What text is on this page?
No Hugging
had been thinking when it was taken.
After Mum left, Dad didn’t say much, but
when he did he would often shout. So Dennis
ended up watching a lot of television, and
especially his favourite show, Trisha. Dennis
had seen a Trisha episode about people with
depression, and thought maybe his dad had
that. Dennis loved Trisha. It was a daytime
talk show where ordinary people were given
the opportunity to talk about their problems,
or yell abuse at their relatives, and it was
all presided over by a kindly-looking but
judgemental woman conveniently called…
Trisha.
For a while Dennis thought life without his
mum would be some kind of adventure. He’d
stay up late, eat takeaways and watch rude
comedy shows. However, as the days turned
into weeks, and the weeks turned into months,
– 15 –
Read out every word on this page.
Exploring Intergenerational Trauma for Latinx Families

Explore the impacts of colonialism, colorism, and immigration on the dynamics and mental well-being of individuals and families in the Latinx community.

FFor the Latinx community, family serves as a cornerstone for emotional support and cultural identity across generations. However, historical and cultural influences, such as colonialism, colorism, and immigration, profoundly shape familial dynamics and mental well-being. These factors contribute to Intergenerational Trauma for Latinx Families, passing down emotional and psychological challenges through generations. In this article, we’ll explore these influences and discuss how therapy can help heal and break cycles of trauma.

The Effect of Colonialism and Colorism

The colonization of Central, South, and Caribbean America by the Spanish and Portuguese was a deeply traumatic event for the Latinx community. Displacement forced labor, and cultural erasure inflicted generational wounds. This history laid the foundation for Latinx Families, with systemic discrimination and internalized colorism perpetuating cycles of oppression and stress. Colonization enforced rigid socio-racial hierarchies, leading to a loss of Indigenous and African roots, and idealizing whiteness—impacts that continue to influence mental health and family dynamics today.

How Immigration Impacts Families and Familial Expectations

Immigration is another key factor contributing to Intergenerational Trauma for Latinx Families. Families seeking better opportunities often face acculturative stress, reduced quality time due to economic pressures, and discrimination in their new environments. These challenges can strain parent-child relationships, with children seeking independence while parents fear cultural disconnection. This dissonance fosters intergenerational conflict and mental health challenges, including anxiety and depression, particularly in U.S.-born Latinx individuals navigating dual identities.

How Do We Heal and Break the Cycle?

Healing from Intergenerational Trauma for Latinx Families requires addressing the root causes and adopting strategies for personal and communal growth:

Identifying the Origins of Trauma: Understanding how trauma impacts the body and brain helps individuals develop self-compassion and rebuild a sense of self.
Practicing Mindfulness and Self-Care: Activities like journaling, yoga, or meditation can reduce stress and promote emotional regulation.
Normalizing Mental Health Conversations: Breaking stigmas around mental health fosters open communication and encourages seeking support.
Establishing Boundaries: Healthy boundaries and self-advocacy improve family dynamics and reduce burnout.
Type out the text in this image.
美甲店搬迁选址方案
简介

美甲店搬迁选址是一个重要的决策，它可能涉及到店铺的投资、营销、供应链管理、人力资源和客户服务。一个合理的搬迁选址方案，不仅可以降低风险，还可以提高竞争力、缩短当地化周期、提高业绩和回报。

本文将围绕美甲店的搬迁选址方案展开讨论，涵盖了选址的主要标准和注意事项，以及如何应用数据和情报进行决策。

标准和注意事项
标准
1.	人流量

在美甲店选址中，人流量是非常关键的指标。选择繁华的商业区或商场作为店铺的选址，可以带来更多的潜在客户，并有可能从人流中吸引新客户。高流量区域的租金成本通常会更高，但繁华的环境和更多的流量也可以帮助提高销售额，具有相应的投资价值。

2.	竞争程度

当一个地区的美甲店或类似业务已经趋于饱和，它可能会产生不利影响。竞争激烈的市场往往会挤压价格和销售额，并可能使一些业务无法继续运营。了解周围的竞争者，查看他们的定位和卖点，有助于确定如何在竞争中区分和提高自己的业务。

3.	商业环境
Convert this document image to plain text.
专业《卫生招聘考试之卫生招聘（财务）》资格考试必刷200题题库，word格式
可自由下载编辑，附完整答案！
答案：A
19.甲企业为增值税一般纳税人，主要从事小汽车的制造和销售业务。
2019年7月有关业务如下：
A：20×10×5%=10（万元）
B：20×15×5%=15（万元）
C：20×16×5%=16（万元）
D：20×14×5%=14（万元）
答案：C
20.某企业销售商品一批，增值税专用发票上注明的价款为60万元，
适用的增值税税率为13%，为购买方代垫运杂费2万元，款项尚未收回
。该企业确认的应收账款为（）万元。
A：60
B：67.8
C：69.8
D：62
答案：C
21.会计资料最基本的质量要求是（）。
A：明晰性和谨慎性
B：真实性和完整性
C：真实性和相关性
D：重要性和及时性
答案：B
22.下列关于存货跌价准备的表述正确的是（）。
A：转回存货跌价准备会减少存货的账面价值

+-------+

Faithfully transcribe the whole of the data.

◆ The output:
What text is on this page?
No Hugging
had been thinking when it was taken.
After Mum left, Dad didn’t say much, but
when he did he would often shout. So Dennis
ended up watching a lot of television, and
especially his favourite show, Trisha. Dennis
had seen a Trisha episode about people with
depression, and thought maybe his dad had
that. Dennis loved Trisha. It was a daytime
talk show where ordinary people were given
the opportunity to talk about their problems,
or yell abuse at their relatives, and it was
all presided over by a kindly-looking but
judgemental woman conveniently called…
Trisha.
For a while Dennis thought life without his
mum would be some kind of adventure. He’d
stay up late, eat takeaways and watch rude
comedy shows. However, as the days turned
into weeks, and the weeks turned into months,
– 15 –
Read out every word on this page.
Exploring Intergenerational Trauma for Latinx Families

Explore the impacts of colonialism, colorism, and immigration on the dynamics and mental well-being of individuals and families in the Latinx community.

FFor the Latinx community, family serves as a cornerstone for emotional support and cultural identity across generations. However, historical and cultural influences, such as colonialism, colorism, and immigration, profoundly shape familial dynamics and mental well-being. These factors contribute to Intergenerational Trauma for Latinx Families, passing down emotional and psychological challenges through generations. In this article, we’ll explore these influences and discuss how therapy can help heal and break cycles of trauma.

The Effect of Colonialism and Colorism

The colonization of Central, South, and Caribbean America by the Spanish and Portuguese was a deeply traumatic event for the Latinx community. Displacement forced labor, and cultural erasure inflicted generational wounds. This history laid the foundation for Latinx Families, with systemic discrimination and internalized colorism perpetuating cycles of oppression and stress. Colonization enforced rigid socio-racial hierarchies, leading to a loss of Indigenous and African roots, and idealizing whiteness—impacts that continue to influence mental health and family dynamics today.

How Immigration Impacts Families and Familial Expectations

Immigration is another key factor contributing to Intergenerational Trauma for Latinx Families. Families seeking better opportunities often face acculturative stress, reduced quality time due to economic pressures, and discrimination in their new environments. These challenges can strain parent-child relationships, with children seeking independence while parents fear cultural disconnection. This dissonance fosters intergenerational conflict and mental health challenges, including anxiety and depression, particularly in U.S.-born Latinx individuals navigating dual identities.

How Do We Heal and Break the Cycle?

Healing from Intergenerational Trauma for Latinx Families requires addressing the root causes and adopting strategies for personal and communal growth:

Identifying the Origins of Trauma: Understanding how trauma impacts the body and brain helps individuals develop self-compassion and rebuild a sense of self.
Practicing Mindfulness and Self-Care: Activities like journaling, yoga, or meditation can reduce stress and promote emotional regulation.
Normalizing Mental Health Conversations: Breaking stigmas around mental health fosters open communication and encourages seeking support.
Establishing Boundaries: Healthy boundaries and self-advocacy improve family dynamics and reduce burnout.
Type out the text in this image.
美甲店搬迁选址方案
简介

美甲店搬迁选址是一个重要的决策，它可能涉及到店铺的投资、营销、供应链管理、人力资源和客户服务。一个合理的搬迁选址方案，不仅可以降低风险，还可以提高竞争力、缩短当地化周期、提高业绩和回报。

本文将围绕美甲店的搬迁选址方案展开讨论，涵盖了选址的主要标准和注意事项，以及如何应用数据和情报进行决策。

标准和注意事项
标准
1.	人流量

在美甲店选址中，人流量是非常关键的指标。选择繁华的商业区或商场作为店铺的选址，可以带来更多的潜在客户，并有可能从人流中吸引新客户。高流量区域的租金成本通常会更高，但繁华的环境和更多的流量也可以帮助提高销售额，具有相应的投资价值。

2.	竞争程度

当一个地区的美甲店或类似业务已经趋于饱和，它可能会产生不利影响。竞争激烈的市场往往会挤压价格和销售额，并可能使一些业务无法继续运营。了解周围的竞争者，查看他们的定位和卖点，有助于确定如何在竞争中区分和提高自己的业务。

3.	商业环境
Convert this document image to plain text.
专业《卫生招聘考试之卫生招聘（财务）》资格考试必刷200题题库，word格式
可自由下载编辑，附完整答案！
答案：A
19.甲企业为增值税一般纳税人，主要从事小汽车的制造和销售业务。
2019年7月有关业务如下：
A：20×10×5%=10（万元）
B：20×15×5%=15（万元）
C：20×16×5%=16（万元）
D：20×14×5%=14（万元）
答案：C
20.某企业销售商品一批，增值税专用发票上注明的价款为60万元，
适用的增值税税率为13%，为购买方代垫运杂费2万元，款项尚未收回
。该企业确认的应收账款为（）万元。
A：60
B：67.8
C：69.8
D：62
答案：C
21.会计资料最基本的质量要求是（）。
A：明晰性和谨慎性
B：真实性和完整性
C：真实性和相关性
D：重要性和及时性
答案：B
22.下列关于存货跌价准备的表述正确的是（）。
A：转回存货跌价准备会减少存货的账面价值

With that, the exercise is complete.